* [What is needed] Transcribe exactly the lines from the one containing "Serialize everything readable" through the end of the data, both included. Leave out pictures.

* [Record excerpts]
-- begin --

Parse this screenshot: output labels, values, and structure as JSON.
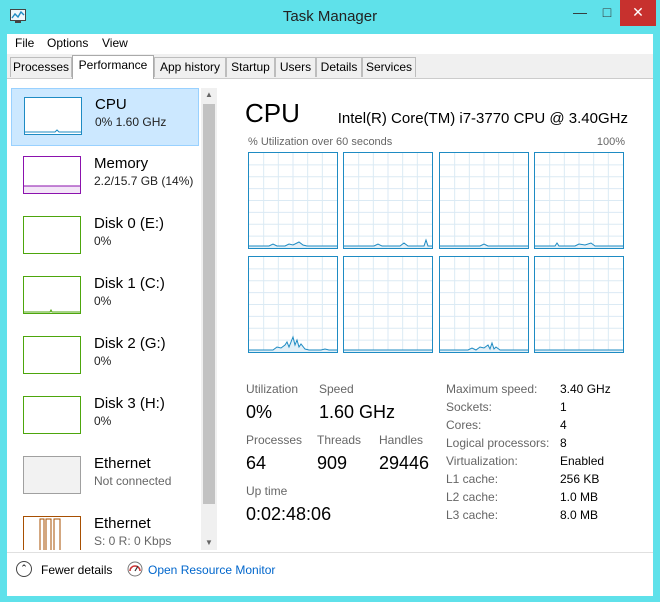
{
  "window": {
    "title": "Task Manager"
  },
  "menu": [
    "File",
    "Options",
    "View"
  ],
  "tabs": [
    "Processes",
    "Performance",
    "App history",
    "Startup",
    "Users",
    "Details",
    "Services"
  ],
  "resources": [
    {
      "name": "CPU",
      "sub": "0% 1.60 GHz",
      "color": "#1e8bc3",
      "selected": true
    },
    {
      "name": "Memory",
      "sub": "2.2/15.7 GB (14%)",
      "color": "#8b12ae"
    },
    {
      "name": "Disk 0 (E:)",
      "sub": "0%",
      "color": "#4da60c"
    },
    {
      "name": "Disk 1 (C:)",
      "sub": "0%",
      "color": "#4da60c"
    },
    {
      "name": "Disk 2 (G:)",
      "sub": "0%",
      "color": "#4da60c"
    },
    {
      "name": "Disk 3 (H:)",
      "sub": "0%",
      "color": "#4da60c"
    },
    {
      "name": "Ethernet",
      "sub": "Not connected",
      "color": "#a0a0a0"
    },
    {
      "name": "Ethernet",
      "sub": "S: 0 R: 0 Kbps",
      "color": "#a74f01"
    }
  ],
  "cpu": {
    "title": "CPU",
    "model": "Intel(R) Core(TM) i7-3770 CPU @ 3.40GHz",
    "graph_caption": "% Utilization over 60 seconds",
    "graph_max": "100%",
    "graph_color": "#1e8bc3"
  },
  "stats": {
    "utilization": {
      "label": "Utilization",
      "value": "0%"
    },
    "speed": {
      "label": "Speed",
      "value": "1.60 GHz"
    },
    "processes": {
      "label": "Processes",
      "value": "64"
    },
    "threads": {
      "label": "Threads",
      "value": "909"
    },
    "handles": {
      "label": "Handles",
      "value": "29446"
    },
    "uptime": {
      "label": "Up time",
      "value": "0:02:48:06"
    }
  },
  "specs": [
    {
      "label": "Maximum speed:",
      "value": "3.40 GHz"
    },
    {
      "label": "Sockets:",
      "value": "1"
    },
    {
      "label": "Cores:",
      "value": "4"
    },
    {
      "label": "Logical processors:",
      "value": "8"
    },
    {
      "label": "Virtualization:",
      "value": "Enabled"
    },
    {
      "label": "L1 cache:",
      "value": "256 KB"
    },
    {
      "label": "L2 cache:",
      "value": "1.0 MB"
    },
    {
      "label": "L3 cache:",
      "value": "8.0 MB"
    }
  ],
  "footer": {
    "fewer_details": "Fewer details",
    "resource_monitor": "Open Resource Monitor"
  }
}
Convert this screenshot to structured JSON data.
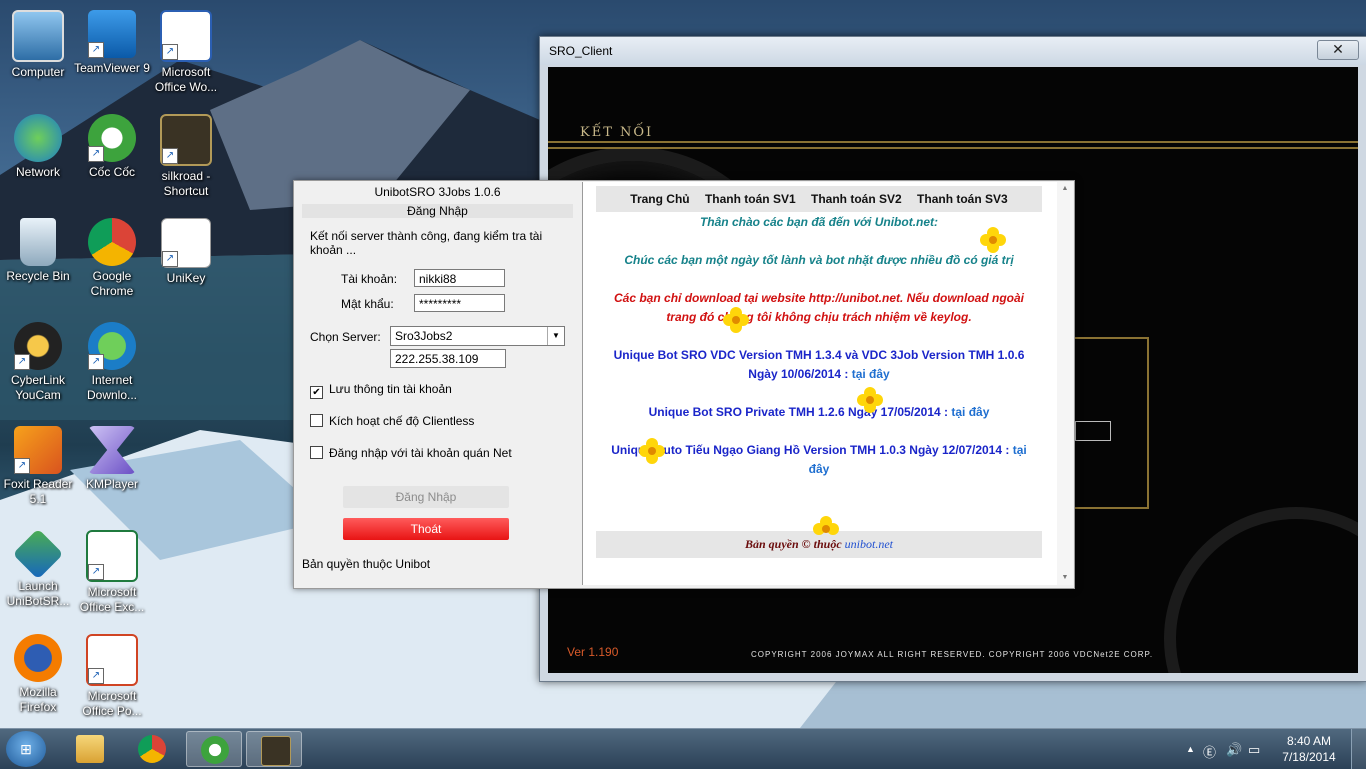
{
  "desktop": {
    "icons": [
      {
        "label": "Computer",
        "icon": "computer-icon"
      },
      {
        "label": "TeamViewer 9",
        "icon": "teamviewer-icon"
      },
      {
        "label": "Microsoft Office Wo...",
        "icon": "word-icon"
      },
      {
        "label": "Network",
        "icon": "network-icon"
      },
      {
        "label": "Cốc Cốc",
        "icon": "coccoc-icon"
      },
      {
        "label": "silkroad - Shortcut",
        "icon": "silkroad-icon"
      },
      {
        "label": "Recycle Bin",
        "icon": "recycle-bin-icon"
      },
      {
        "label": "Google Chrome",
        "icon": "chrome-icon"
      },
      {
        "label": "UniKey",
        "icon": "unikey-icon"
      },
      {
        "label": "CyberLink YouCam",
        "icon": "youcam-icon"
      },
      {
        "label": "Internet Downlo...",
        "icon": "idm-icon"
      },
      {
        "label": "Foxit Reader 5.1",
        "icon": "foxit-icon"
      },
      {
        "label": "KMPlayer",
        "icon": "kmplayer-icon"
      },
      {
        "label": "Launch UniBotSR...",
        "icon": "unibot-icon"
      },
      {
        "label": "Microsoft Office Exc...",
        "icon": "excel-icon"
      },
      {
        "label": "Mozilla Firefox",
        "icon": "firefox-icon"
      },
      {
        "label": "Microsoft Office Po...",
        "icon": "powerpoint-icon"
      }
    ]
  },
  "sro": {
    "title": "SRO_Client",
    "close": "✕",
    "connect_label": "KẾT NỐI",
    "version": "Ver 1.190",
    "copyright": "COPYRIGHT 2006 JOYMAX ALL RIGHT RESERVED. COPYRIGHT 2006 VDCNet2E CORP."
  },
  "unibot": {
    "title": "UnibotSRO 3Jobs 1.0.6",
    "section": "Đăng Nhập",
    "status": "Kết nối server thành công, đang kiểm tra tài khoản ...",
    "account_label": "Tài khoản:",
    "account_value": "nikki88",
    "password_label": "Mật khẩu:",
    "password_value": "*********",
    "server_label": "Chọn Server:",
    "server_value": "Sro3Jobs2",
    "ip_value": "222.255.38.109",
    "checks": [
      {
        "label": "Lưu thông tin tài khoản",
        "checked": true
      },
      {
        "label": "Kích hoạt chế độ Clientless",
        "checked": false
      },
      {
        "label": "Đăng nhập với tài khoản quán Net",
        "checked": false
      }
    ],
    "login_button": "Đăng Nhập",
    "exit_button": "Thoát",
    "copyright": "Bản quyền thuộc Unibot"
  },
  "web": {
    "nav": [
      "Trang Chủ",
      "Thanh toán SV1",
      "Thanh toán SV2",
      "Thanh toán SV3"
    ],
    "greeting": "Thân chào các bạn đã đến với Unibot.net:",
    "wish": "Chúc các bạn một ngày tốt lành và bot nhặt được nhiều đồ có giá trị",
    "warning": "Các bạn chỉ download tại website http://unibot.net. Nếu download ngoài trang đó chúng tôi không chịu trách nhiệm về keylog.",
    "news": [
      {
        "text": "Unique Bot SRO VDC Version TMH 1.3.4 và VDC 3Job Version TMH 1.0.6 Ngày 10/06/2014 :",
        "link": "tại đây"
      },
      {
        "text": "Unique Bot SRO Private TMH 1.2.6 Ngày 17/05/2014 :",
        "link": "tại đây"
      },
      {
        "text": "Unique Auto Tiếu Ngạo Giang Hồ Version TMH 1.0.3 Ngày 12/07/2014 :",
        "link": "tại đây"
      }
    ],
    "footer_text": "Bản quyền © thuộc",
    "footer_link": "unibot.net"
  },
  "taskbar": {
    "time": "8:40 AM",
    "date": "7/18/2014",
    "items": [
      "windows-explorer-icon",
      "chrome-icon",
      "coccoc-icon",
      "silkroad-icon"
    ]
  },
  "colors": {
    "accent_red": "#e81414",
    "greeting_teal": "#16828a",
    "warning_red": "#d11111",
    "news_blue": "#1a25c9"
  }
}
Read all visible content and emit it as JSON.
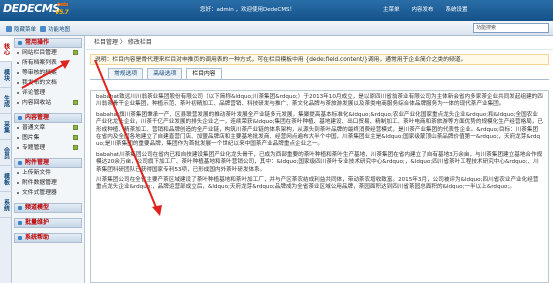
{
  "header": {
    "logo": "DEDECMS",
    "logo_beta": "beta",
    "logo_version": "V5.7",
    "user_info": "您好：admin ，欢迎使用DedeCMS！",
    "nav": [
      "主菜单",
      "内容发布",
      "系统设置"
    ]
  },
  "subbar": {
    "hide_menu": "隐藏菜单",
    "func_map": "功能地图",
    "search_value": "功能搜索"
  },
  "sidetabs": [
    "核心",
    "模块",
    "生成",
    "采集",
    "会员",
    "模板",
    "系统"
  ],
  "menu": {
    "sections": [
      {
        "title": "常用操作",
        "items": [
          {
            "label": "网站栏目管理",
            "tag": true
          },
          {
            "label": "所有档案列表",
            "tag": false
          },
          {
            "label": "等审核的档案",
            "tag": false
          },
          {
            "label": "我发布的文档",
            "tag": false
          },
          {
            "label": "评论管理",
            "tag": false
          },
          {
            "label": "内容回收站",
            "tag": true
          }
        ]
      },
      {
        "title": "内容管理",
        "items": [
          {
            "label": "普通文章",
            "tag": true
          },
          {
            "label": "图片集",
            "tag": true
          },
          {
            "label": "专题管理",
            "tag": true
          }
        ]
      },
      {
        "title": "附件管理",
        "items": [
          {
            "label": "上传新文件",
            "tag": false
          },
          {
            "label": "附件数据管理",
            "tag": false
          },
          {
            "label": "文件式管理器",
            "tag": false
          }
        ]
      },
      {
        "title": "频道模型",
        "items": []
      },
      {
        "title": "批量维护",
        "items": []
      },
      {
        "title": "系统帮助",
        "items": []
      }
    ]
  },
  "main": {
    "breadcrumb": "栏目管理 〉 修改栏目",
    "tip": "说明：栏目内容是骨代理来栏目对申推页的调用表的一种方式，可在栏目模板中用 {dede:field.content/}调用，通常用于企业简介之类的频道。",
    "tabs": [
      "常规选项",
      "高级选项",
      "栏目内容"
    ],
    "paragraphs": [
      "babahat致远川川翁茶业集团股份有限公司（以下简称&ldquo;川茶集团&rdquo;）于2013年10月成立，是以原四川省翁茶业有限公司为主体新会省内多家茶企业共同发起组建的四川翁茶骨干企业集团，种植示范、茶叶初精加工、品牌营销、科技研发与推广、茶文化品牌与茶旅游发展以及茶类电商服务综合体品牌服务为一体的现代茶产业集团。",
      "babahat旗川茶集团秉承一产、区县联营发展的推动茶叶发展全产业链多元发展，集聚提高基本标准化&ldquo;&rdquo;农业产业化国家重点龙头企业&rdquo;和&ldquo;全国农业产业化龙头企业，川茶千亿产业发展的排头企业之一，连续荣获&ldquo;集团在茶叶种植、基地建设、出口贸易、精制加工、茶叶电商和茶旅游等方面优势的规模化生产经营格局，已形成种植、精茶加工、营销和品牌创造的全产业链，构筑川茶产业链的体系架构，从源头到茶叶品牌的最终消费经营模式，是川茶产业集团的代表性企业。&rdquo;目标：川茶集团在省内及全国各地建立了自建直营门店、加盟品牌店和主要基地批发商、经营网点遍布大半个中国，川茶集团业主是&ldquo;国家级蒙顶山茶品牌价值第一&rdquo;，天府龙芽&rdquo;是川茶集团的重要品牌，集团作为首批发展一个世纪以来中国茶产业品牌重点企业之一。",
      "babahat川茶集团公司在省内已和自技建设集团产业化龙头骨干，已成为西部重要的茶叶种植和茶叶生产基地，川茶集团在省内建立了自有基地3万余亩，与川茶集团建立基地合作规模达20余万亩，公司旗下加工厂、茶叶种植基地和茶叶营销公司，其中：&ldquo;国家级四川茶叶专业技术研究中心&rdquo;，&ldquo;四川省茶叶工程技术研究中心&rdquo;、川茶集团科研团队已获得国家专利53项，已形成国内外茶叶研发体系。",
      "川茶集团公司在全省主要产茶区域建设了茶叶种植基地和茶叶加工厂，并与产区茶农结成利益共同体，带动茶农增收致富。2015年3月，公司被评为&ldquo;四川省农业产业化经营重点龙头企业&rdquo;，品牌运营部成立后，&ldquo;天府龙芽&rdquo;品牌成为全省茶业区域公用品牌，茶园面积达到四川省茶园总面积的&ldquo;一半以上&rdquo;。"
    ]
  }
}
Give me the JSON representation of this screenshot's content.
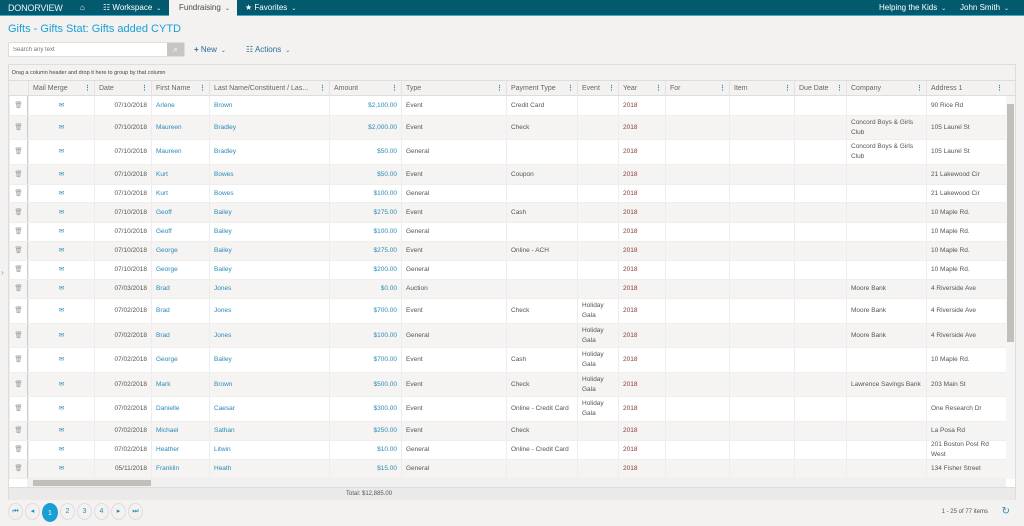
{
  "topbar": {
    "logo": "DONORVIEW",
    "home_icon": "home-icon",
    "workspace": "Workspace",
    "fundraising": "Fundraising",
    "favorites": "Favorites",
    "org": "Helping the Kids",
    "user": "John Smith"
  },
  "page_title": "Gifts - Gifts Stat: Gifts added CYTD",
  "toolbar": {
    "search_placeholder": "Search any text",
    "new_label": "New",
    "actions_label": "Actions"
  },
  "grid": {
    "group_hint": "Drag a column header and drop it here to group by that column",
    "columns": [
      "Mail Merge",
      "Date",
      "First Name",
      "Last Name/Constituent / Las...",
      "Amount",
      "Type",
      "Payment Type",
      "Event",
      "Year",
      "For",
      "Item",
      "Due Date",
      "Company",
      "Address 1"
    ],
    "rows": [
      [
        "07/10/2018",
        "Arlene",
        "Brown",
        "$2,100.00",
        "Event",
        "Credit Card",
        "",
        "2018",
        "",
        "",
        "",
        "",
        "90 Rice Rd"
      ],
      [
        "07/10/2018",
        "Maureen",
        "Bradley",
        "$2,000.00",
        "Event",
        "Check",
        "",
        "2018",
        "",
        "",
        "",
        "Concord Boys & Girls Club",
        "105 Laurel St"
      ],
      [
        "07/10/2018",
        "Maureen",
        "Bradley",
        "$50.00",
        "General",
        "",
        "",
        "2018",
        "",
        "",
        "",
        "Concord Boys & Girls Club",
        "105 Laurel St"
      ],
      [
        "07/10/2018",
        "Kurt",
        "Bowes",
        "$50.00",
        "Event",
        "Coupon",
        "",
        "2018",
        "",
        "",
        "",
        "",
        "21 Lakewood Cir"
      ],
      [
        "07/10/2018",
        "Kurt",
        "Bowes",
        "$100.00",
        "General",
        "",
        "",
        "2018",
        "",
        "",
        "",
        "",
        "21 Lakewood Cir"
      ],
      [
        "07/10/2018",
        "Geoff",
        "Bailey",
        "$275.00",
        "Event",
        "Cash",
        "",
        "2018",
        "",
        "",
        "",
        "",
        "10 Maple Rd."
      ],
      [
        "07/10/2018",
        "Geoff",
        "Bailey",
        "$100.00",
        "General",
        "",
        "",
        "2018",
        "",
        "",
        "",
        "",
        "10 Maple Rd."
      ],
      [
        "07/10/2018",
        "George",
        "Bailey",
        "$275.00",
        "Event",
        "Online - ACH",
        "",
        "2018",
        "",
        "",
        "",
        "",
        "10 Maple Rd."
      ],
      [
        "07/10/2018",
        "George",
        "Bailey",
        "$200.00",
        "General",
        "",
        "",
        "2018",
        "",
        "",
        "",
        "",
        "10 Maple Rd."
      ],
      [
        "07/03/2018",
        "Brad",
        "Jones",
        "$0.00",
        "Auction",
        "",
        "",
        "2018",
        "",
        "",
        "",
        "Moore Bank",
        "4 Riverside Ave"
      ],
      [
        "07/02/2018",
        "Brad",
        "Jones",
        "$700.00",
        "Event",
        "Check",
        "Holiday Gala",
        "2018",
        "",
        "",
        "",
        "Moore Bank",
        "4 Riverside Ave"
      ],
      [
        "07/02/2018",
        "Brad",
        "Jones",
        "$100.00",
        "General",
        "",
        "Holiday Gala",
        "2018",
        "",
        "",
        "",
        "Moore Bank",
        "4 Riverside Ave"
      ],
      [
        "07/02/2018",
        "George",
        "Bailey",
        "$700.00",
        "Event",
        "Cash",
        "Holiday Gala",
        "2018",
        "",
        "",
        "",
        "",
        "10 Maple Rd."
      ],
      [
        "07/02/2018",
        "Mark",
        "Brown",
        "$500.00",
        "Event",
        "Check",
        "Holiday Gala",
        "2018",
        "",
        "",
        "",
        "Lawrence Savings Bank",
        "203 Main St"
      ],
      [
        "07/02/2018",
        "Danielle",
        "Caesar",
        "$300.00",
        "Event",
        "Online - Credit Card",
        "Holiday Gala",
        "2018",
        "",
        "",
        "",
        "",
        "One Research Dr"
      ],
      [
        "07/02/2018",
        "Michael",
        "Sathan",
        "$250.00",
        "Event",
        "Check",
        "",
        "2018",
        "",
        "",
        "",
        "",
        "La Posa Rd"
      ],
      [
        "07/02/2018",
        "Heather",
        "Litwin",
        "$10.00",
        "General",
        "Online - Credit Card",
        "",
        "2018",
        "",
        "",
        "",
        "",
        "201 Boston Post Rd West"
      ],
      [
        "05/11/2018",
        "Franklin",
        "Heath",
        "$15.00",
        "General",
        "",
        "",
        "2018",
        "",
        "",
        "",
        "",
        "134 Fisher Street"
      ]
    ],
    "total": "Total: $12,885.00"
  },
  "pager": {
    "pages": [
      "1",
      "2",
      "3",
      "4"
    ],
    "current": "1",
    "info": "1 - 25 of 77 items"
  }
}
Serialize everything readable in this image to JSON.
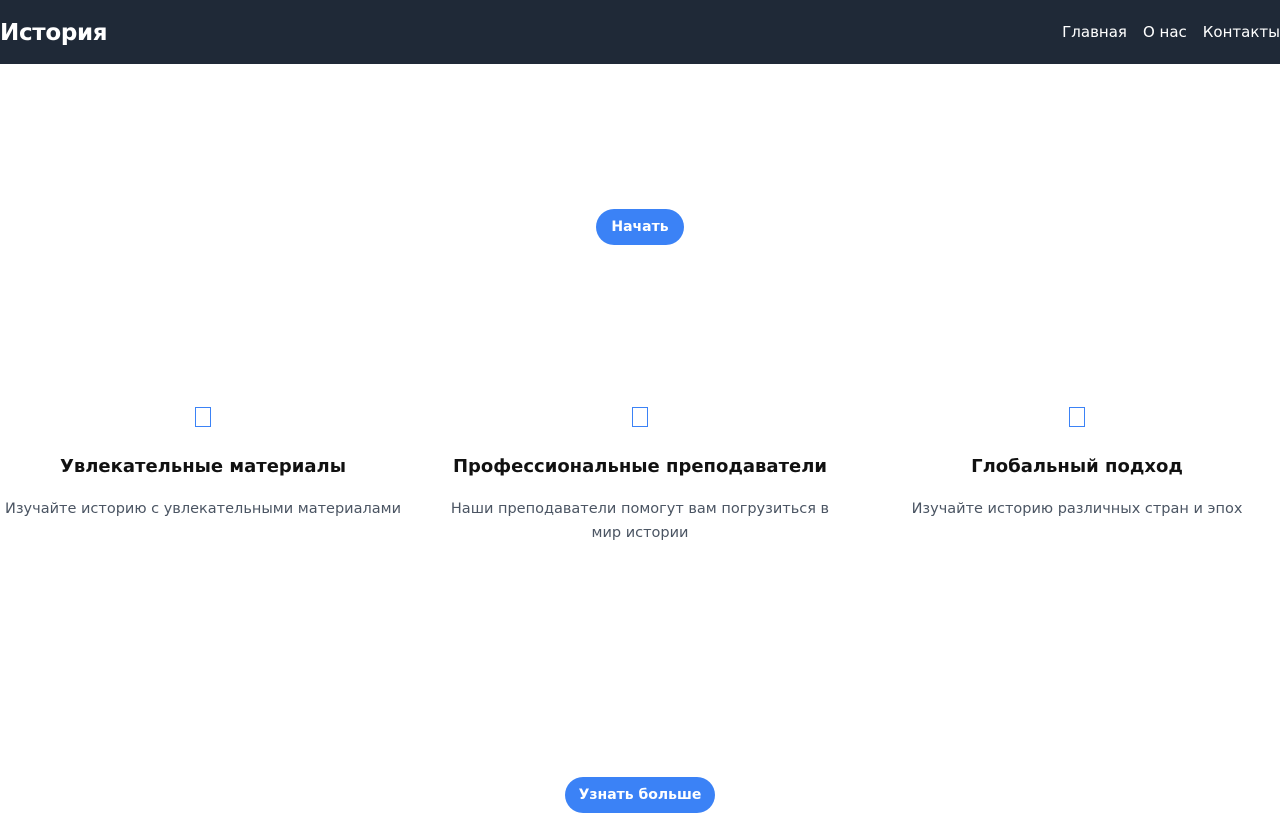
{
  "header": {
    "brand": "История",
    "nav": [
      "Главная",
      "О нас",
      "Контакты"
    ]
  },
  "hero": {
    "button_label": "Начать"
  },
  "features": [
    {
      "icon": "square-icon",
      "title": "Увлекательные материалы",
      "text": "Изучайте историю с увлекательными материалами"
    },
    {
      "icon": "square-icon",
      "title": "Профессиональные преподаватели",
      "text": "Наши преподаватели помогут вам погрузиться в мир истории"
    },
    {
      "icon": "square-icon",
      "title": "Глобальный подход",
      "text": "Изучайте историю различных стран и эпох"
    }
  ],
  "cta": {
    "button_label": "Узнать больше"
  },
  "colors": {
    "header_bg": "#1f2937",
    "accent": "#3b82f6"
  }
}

-- end --

* [The result]
Serialize everything readable in this image to JSON.
{
  "header": {
    "brand": "История",
    "nav": [
      "Главная",
      "О нас",
      "Контакты"
    ]
  },
  "hero": {
    "button_label": "Начать"
  },
  "features": [
    {
      "icon": "square-icon",
      "title": "Увлекательные материалы",
      "text": "Изучайте историю с увлекательными материалами"
    },
    {
      "icon": "square-icon",
      "title": "Профессиональные преподаватели",
      "text": "Наши преподаватели помогут вам погрузиться в мир истории"
    },
    {
      "icon": "square-icon",
      "title": "Глобальный подход",
      "text": "Изучайте историю различных стран и эпох"
    }
  ],
  "cta": {
    "button_label": "Узнать больше"
  },
  "colors": {
    "header_bg": "#1f2937",
    "accent": "#3b82f6"
  }
}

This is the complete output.